#### AIM OF THE EXERCISE:
Separate out the lines that hold "pathologiques".

>>

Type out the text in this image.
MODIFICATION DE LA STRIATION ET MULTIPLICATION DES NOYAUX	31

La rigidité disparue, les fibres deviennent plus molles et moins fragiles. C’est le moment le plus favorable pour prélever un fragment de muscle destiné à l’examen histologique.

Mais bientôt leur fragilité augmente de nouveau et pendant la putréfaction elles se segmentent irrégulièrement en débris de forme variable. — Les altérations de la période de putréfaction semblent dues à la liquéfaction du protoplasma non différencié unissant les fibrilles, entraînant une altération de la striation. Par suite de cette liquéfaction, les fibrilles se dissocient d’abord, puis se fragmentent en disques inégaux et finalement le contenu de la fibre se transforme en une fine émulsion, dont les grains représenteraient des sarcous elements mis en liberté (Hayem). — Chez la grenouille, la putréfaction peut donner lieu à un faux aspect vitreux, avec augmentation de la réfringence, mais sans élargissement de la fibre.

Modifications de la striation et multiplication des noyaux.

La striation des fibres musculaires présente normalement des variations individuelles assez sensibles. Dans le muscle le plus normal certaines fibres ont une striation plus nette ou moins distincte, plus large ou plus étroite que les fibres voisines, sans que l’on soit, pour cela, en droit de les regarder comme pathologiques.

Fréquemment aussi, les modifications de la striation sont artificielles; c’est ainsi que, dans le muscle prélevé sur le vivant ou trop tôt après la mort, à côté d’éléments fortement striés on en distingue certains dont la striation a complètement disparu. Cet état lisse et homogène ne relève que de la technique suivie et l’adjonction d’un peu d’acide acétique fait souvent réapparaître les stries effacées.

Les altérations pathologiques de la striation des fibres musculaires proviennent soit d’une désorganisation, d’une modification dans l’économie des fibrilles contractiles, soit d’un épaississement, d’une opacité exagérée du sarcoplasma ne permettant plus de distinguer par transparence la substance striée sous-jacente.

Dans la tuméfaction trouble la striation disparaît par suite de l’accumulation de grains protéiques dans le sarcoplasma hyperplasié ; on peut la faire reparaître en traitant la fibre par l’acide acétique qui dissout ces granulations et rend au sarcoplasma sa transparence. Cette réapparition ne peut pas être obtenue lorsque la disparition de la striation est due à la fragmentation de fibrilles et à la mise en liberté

<<

#### ANSWER FOR THIS EXERCISE:
La striation des fibres musculaires présente normalement des variations individuelles assez sensibles. Dans le muscle le plus normal certaines fibres ont une striation plus nette ou moins distincte, plus large ou plus étroite que les fibres voisines, sans que l’on soit, pour cela, en droit de les regarder comme pathologiques.
Les altérations pathologiques de la striation des fibres musculaires proviennent soit d’une désorganisation, d’une modification dans l’économie des fibrilles contractiles, soit d’un épaississement, d’une opacité exagérée du sarcoplasma ne permettant plus de distinguer par transparence la substance striée sous-jacente.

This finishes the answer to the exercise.